> _YOUR GOAL_
Set down, in full, every record in the block.
━━━
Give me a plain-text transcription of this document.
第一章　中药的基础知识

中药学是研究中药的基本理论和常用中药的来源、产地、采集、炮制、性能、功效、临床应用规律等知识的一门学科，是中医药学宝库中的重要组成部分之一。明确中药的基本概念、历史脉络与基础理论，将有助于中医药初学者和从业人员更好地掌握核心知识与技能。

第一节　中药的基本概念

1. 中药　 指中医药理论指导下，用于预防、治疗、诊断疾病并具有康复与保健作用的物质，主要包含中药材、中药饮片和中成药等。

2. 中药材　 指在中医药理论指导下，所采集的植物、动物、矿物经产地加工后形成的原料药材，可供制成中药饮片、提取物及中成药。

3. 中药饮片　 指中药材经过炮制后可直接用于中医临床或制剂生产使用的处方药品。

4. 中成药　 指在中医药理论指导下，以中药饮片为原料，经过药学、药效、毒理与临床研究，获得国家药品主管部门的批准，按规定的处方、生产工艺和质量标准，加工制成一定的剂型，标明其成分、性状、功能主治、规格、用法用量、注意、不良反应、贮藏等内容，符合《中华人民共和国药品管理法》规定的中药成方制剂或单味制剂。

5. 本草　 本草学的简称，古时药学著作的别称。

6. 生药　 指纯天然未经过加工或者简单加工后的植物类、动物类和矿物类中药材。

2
━━━
> _WRITTEN SOLUTION_
Give me a plain-text transcription of this document.
第一章　中药的基础知识

中药学是研究中药的基本理论和常用中药的来源、产地、采集、炮制、性能、功效、临床应用规律等知识的一门学科，是中医药学宝库中的重要组成部分之一。明确中药的基本概念、历史脉络与基础理论，将有助于中医药初学者和从业人员更好地掌握核心知识与技能。

第一节　中药的基本概念

1. 中药　 指中医药理论指导下，用于预防、治疗、诊断疾病并具有康复与保健作用的物质，主要包含中药材、中药饮片和中成药等。

2. 中药材　 指在中医药理论指导下，所采集的植物、动物、矿物经产地加工后形成的原料药材，可供制成中药饮片、提取物及中成药。

3. 中药饮片　 指中药材经过炮制后可直接用于中医临床或制剂生产使用的处方药品。

4. 中成药　 指在中医药理论指导下，以中药饮片为原料，经过药学、药效、毒理与临床研究，获得国家药品主管部门的批准，按规定的处方、生产工艺和质量标准，加工制成一定的剂型，标明其成分、性状、功能主治、规格、用法用量、注意、不良反应、贮藏等内容，符合《中华人民共和国药品管理法》规定的中药成方制剂或单味制剂。

5. 本草　 本草学的简称，古时药学著作的别称。

6. 生药　 指纯天然未经过加工或者简单加工后的植物类、动物类和矿物类中药材。

2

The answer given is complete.